• Provided data:
- - - - -
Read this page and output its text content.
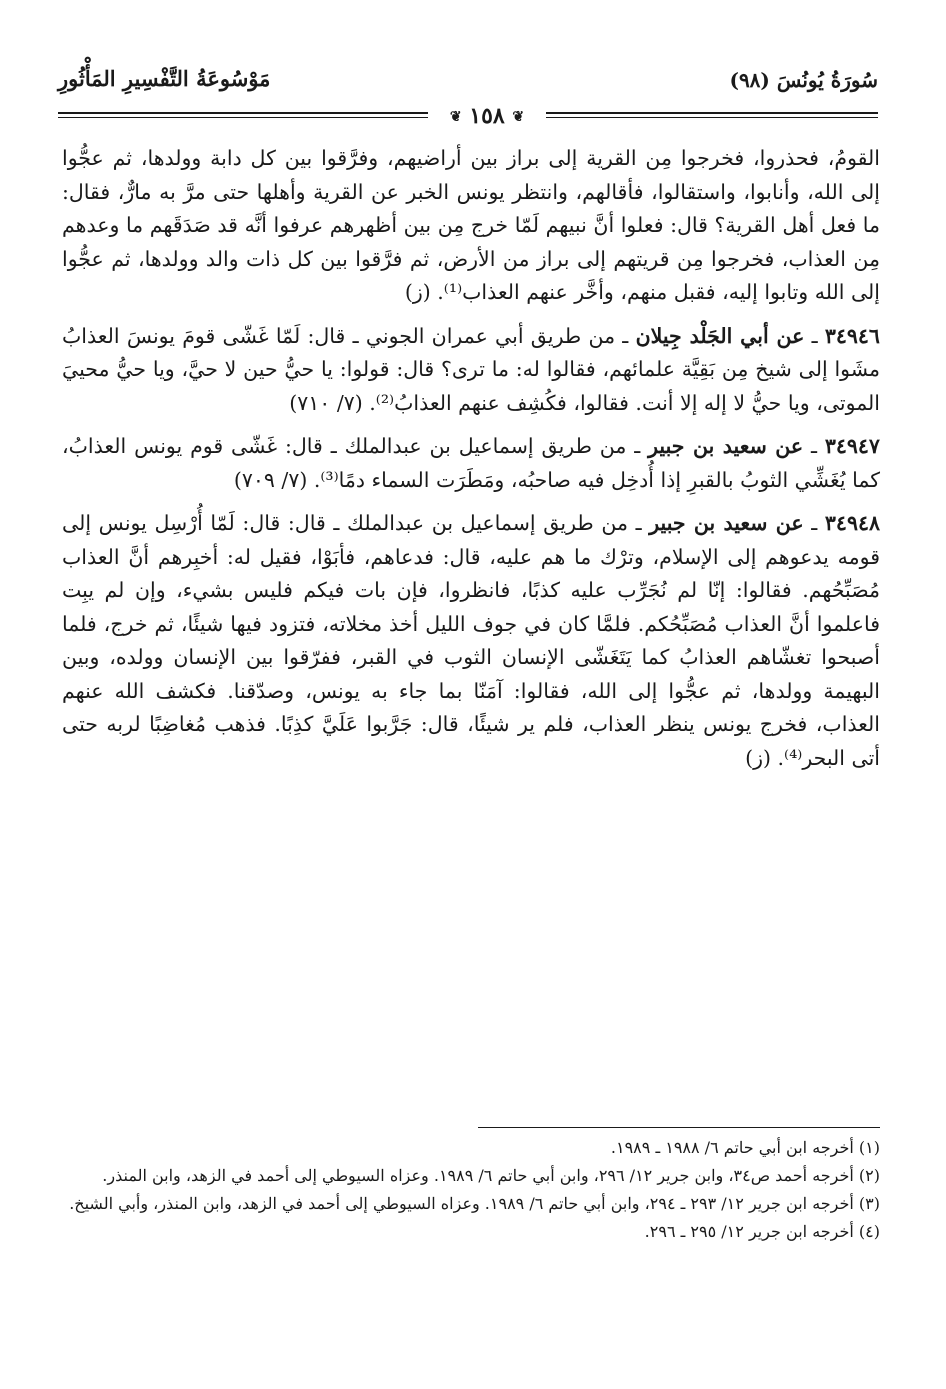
سُورَةُ يُونُسَ (٩٨)
مَوْسُوعَةُ التَّفْسِيرِ المَأْثُورِ
❦ ١٥٨ ❦

القومُ، فحذروا، فخرجوا مِن القرية إلى براز بين أراضيهم، وفرَّقوا بين كل دابة وولدها، ثم عجُّوا إلى الله، وأنابوا، واستقالوا، فأقالهم، وانتظر يونس الخبر عن القرية وأهلها حتى مرَّ به مارٌّ، فقال: ما فعل أهل القرية؟ قال: فعلوا أنَّ نبيهم لَمّا خرج مِن بين أظهرهم عرفوا أنَّه قد صَدَقَهم ما وعدهم مِن العذاب، فخرجوا مِن قريتهم إلى براز من الأرض، ثم فرَّقوا بين كل ذات والد وولدها، ثم عجُّوا إلى الله وتابوا إليه، فقبل منهم، وأخَّر عنهم العذاب⁽¹⁾. (ز)

٣٤٩٤٦ ـ عن أبي الجَلْد جِيلان ـ من طريق أبي عمران الجوني ـ قال: لَمّا غَشّى قومَ يونسَ العذابُ مشَوا إلى شيخ مِن بَقِيَّة علمائهم، فقالوا له: ما ترى؟ قال: قولوا: يا حيُّ حين لا حيَّ، ويا حيُّ محييَ الموتى، ويا حيُّ لا إله إلا أنت. فقالوا، فكُشِف عنهم العذابُ⁽²⁾. (٧/ ٧١٠)

٣٤٩٤٧ ـ عن سعيد بن جبير ـ من طريق إسماعيل بن عبدالملك ـ قال: غَشّى قوم يونس العذابُ، كما يُغَشِّي الثوبُ بالقبرِ إذا أُدخِل فيه صاحبُه، ومَطَرَت السماء دمًا⁽³⁾. (٧/ ٧٠٩)

٣٤٩٤٨ ـ عن سعيد بن جبير ـ من طريق إسماعيل بن عبدالملك ـ قال: قال: لَمّا أُرْسِل يونس إلى قومه يدعوهم إلى الإسلام، وترْك ما هم عليه، قال: فدعاهم، فأبَوْا، فقيل له: أخبِرهم أنَّ العذاب مُصَبِّحُهم. فقالوا: إنّا لم نُجَرِّب عليه كذبًا، فانظروا، فإن بات فيكم فليس بشيء، وإن لم يبِت فاعلموا أنَّ العذاب مُصَبِّحُكم. فلمَّا كان في جوف الليل أخذ مخلاته، فتزود فيها شيئًا، ثم خرج، فلما أصبحوا تغشّاهم العذابُ كما يَتَغَشّى الإنسان الثوب في القبر، ففرّقوا بين الإنسان وولده، وبين البهيمة وولدها، ثم عجُّوا إلى الله، فقالوا: آمَنّا بما جاء به يونس، وصدّقنا. فكشف الله عنهم العذاب، فخرج يونس ينظر العذاب، فلم ير شيئًا، قال: جَرَّبوا عَلَيَّ كذِبًا. فذهب مُغاضِبًا لربه حتى أتى البحر⁽⁴⁾. (ز)

(١) أخرجه ابن أبي حاتم ٦/ ١٩٨٨ ـ ١٩٨٩.

(٢) أخرجه أحمد ص٣٤، وابن جرير ١٢/ ٢٩٦، وابن أبي حاتم ٦/ ١٩٨٩. وعزاه السيوطي إلى أحمد في الزهد، وابن المنذر.

(٣) أخرجه ابن جرير ١٢/ ٢٩٣ ـ ٢٩٤، وابن أبي حاتم ٦/ ١٩٨٩. وعزاه السيوطي إلى أحمد في الزهد، وابن المنذر، وأبي الشيخ.

(٤) أخرجه ابن جرير ١٢/ ٢٩٥ ـ ٢٩٦.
- - - - -
• Requirement: Retype the whole listing exactly and leave the pictures out.

• Answer for the task:
Read this page and output its text content.
سُورَةُ يُونُسَ (٩٨)
مَوْسُوعَةُ التَّفْسِيرِ المَأْثُورِ
❦ ١٥٨ ❦

القومُ، فحذروا، فخرجوا مِن القرية إلى براز بين أراضيهم، وفرَّقوا بين كل دابة وولدها، ثم عجُّوا إلى الله، وأنابوا، واستقالوا، فأقالهم، وانتظر يونس الخبر عن القرية وأهلها حتى مرَّ به مارٌّ، فقال: ما فعل أهل القرية؟ قال: فعلوا أنَّ نبيهم لَمّا خرج مِن بين أظهرهم عرفوا أنَّه قد صَدَقَهم ما وعدهم مِن العذاب، فخرجوا مِن قريتهم إلى براز من الأرض، ثم فرَّقوا بين كل ذات والد وولدها، ثم عجُّوا إلى الله وتابوا إليه، فقبل منهم، وأخَّر عنهم العذاب⁽¹⁾. (ز)

٣٤٩٤٦ ـ عن أبي الجَلْد جِيلان ـ من طريق أبي عمران الجوني ـ قال: لَمّا غَشّى قومَ يونسَ العذابُ مشَوا إلى شيخ مِن بَقِيَّة علمائهم، فقالوا له: ما ترى؟ قال: قولوا: يا حيُّ حين لا حيَّ، ويا حيُّ محييَ الموتى، ويا حيُّ لا إله إلا أنت. فقالوا، فكُشِف عنهم العذابُ⁽²⁾. (٧/ ٧١٠)

٣٤٩٤٧ ـ عن سعيد بن جبير ـ من طريق إسماعيل بن عبدالملك ـ قال: غَشّى قوم يونس العذابُ، كما يُغَشِّي الثوبُ بالقبرِ إذا أُدخِل فيه صاحبُه، ومَطَرَت السماء دمًا⁽³⁾. (٧/ ٧٠٩)

٣٤٩٤٨ ـ عن سعيد بن جبير ـ من طريق إسماعيل بن عبدالملك ـ قال: قال: لَمّا أُرْسِل يونس إلى قومه يدعوهم إلى الإسلام، وترْك ما هم عليه، قال: فدعاهم، فأبَوْا، فقيل له: أخبِرهم أنَّ العذاب مُصَبِّحُهم. فقالوا: إنّا لم نُجَرِّب عليه كذبًا، فانظروا، فإن بات فيكم فليس بشيء، وإن لم يبِت فاعلموا أنَّ العذاب مُصَبِّحُكم. فلمَّا كان في جوف الليل أخذ مخلاته، فتزود فيها شيئًا، ثم خرج، فلما أصبحوا تغشّاهم العذابُ كما يَتَغَشّى الإنسان الثوب في القبر، ففرّقوا بين الإنسان وولده، وبين البهيمة وولدها، ثم عجُّوا إلى الله، فقالوا: آمَنّا بما جاء به يونس، وصدّقنا. فكشف الله عنهم العذاب، فخرج يونس ينظر العذاب، فلم ير شيئًا، قال: جَرَّبوا عَلَيَّ كذِبًا. فذهب مُغاضِبًا لربه حتى أتى البحر⁽⁴⁾. (ز)

(١) أخرجه ابن أبي حاتم ٦/ ١٩٨٨ ـ ١٩٨٩.

(٢) أخرجه أحمد ص٣٤، وابن جرير ١٢/ ٢٩٦، وابن أبي حاتم ٦/ ١٩٨٩. وعزاه السيوطي إلى أحمد في الزهد، وابن المنذر.

(٣) أخرجه ابن جرير ١٢/ ٢٩٣ ـ ٢٩٤، وابن أبي حاتم ٦/ ١٩٨٩. وعزاه السيوطي إلى أحمد في الزهد، وابن المنذر، وأبي الشيخ.

(٤) أخرجه ابن جرير ١٢/ ٢٩٥ ـ ٢٩٦.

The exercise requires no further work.